Summarize the text on loading primes from a file in Java in two sentences.

:: Text section ::

Still, I know from experience that reusability will happen, and your code will need some changes.
I also know, from experience, that memory-mapped IO is much faster in Java than other IO forms, so I figured I would have a kick at this problem.
I took my prime generator I had reveiewed here on Code Review previously ( Thread Safe Prime Generator ) and I generated the first 50,000,000 primes in to a file on my own system, then I tested your code against it (and after changing the file name to a parameter, it worked).
Out of interest, generating and writing to file of the primes took about 5 minutes on my computer - 311 seconds - much of which was probably IO time too.
Then, I converted your function to be:
public static int[] loadByQuantity(int argNumPrimes, String fname) {
int numPrimes = Math.min(argNumPrimes, 50_000_000);
int[] primes = new int[numPrimes];
try (DataInputStream in = new DataInputStream(new FileInputStream(fname))) {
for (int i = 0; i < primes.length; ++i) {
primes[i] = in.readInt();
}
} catch (IOException ex) {
throw new RuntimeException(ex);
}
return primes;
}The only difference is the file-name is now a parameter.
Then I wrote a little test system to time how long your code took for me:
public static void time(Supplier task, String name) {
long nanos = System.nanoTime();
int[] primes = task.get();
System.out.printf("Task %s took %.3fms\n", name, (System.nanoTime() - nanos) / 1000000.0);
System.out.printf("Count %d\nFirst %d\nLast %d\n", primes.length, primes[0], primes[primes.length - 1]);
System.out.println("----");
}
public static void main(String[] args) {
int count = 50000000;
time(() -> loadByQuantity(count, "primes.dat"), "OP");
}I then implemented the same functionality using an NIO mechanism specifically using memory-mapped IO: http://docs.oracle.com/javase/8/docs/api/java/nio/MappedByteBuffer.html
This type of IO is designed to significantly reduce the amount of memory copies are made of the input file. It also means that Java reads the content out of the OS, without first copying it in to Java's memory space.

:::
:: Data excerpt ::

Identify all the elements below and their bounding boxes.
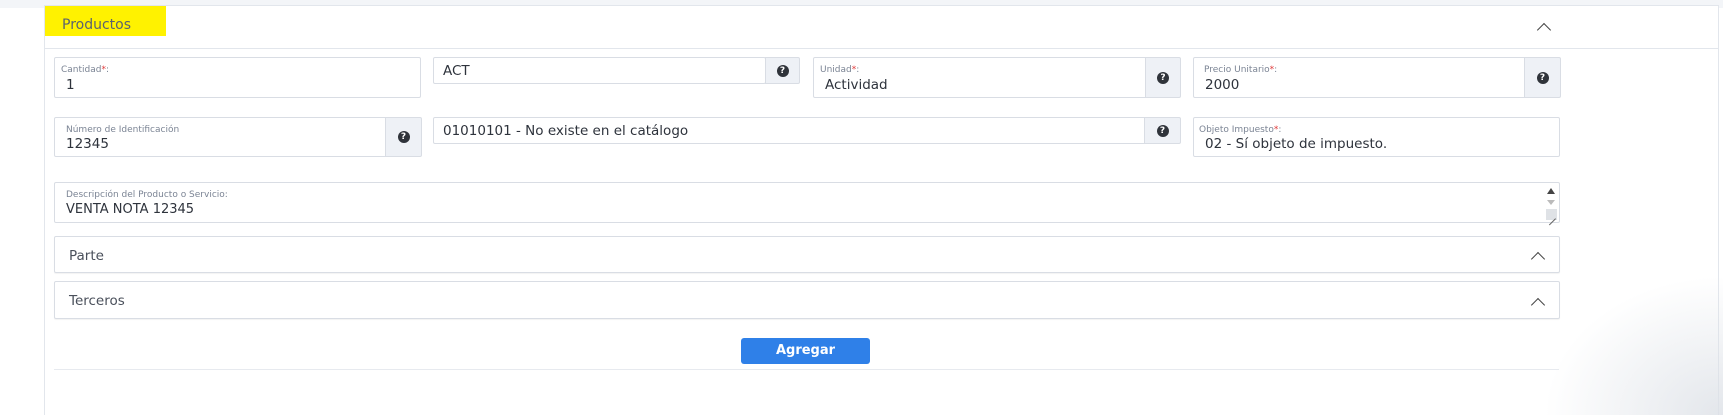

:::

• _Output of the task_
The writer generated the first 50,000,000 primes into a file, which took 311 seconds, then changed the original loading function so the file name is a parameter and wrote a small harness to time it. The writer then reimplemented the same functionality with memory-mapped IO through NIO, which is designed to cut the number of memory copies made of the input file and to read content from the OS without first copying it into Java's memory space.